# Problem
Work out how many lines of the records hold the string "puisse", and reply with that number alone.

# Recorded information
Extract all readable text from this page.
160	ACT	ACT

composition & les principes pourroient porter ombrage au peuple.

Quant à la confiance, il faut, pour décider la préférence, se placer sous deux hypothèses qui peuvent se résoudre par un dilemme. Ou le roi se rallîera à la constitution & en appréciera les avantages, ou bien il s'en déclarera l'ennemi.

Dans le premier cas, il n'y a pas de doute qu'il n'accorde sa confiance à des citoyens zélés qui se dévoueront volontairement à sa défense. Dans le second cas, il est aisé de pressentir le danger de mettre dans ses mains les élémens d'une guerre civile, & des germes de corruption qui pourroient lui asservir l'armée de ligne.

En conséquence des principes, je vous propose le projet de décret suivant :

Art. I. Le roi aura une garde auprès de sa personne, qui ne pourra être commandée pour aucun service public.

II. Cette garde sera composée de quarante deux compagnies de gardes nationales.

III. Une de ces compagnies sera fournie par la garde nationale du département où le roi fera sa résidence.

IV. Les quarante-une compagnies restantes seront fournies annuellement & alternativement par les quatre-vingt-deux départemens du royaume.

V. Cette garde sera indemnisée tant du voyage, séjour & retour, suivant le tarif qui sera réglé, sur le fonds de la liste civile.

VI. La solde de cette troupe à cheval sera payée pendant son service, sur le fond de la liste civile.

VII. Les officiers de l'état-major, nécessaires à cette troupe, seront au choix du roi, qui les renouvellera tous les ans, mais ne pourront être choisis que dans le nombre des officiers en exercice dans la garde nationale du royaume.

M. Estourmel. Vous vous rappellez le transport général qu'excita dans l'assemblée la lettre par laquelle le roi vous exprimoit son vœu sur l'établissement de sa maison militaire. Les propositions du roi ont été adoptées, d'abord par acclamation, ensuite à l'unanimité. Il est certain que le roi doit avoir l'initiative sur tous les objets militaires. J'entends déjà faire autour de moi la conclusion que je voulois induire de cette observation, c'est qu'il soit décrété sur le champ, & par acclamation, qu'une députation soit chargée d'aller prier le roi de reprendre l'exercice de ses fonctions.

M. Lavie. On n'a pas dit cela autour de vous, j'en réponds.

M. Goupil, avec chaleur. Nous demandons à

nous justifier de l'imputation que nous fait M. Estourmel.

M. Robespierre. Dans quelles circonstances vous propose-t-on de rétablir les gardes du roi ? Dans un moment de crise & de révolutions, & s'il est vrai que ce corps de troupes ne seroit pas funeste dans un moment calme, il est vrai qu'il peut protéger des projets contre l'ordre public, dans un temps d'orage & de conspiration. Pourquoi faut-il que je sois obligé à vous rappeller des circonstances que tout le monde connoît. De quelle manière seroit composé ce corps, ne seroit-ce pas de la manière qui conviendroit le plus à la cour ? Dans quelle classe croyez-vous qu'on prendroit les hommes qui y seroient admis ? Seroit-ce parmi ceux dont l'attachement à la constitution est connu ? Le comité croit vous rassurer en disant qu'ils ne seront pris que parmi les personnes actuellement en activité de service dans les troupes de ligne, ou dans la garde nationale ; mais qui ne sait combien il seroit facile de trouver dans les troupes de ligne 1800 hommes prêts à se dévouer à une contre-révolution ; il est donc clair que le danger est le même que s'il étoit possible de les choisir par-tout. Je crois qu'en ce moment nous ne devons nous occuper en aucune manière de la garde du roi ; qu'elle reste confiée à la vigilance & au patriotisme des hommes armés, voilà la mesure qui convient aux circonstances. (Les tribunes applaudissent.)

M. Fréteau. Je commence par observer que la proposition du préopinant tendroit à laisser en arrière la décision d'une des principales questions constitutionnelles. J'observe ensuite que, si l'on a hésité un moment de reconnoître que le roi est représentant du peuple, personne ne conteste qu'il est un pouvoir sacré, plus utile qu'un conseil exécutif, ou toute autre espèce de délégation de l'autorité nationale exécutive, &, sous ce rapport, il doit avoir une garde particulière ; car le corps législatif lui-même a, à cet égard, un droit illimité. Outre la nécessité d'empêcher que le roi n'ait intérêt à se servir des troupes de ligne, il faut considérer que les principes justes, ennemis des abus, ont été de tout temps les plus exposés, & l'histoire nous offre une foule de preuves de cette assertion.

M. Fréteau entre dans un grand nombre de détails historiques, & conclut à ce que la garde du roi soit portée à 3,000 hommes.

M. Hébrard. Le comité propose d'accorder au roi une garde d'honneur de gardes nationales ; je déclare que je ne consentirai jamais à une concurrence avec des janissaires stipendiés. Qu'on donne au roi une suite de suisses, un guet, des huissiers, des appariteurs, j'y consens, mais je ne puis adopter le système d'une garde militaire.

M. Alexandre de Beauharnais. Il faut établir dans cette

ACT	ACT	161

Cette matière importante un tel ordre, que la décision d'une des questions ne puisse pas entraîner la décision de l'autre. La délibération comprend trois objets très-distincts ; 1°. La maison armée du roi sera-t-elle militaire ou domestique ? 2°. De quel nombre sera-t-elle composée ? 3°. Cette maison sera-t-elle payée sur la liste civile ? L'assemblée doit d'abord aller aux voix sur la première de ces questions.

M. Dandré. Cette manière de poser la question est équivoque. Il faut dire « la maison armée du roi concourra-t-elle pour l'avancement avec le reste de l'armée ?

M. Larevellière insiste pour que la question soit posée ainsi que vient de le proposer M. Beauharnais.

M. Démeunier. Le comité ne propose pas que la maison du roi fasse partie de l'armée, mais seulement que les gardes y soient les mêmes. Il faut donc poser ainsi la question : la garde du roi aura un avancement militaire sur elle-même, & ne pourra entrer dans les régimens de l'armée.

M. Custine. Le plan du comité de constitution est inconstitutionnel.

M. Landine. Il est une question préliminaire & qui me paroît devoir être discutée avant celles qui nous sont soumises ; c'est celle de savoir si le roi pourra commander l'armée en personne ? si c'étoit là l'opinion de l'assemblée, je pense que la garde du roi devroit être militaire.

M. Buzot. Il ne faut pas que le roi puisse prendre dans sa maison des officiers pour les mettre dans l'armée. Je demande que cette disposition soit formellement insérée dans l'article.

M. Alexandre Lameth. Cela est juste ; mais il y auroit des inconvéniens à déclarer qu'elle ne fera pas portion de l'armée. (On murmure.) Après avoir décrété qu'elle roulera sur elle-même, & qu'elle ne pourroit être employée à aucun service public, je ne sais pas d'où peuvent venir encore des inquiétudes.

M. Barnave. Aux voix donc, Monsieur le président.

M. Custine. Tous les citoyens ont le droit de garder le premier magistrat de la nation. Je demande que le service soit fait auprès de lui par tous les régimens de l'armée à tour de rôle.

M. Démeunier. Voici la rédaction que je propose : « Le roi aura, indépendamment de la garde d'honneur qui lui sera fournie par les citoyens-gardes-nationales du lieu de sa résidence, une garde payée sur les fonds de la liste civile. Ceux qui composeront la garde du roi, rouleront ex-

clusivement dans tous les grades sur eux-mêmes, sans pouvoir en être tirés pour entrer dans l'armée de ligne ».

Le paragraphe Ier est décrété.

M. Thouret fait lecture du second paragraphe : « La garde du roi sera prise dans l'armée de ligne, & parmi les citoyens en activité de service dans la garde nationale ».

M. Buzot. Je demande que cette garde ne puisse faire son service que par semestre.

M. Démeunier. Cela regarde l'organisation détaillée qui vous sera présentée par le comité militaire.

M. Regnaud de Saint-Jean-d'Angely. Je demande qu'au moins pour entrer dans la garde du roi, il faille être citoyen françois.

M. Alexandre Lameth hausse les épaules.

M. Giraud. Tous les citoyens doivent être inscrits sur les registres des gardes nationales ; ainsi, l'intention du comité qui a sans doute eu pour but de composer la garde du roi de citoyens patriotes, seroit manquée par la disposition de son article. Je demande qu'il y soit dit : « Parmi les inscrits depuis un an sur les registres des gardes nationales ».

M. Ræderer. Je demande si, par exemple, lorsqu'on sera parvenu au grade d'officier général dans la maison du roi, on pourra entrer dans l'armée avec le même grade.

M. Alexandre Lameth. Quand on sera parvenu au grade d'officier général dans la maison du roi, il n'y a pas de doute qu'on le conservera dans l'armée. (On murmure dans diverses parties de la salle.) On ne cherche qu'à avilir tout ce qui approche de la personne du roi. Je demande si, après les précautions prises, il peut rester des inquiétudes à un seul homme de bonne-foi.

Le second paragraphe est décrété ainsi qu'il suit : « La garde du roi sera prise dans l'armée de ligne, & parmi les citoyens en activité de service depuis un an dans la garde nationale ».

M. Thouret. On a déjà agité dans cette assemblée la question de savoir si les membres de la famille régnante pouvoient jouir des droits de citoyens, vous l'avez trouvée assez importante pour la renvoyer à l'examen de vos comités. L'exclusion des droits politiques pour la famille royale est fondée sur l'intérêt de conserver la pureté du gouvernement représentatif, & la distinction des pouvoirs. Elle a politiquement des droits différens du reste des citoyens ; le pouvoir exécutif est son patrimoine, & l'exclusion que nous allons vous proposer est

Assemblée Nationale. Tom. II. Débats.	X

# Response to the exercise
3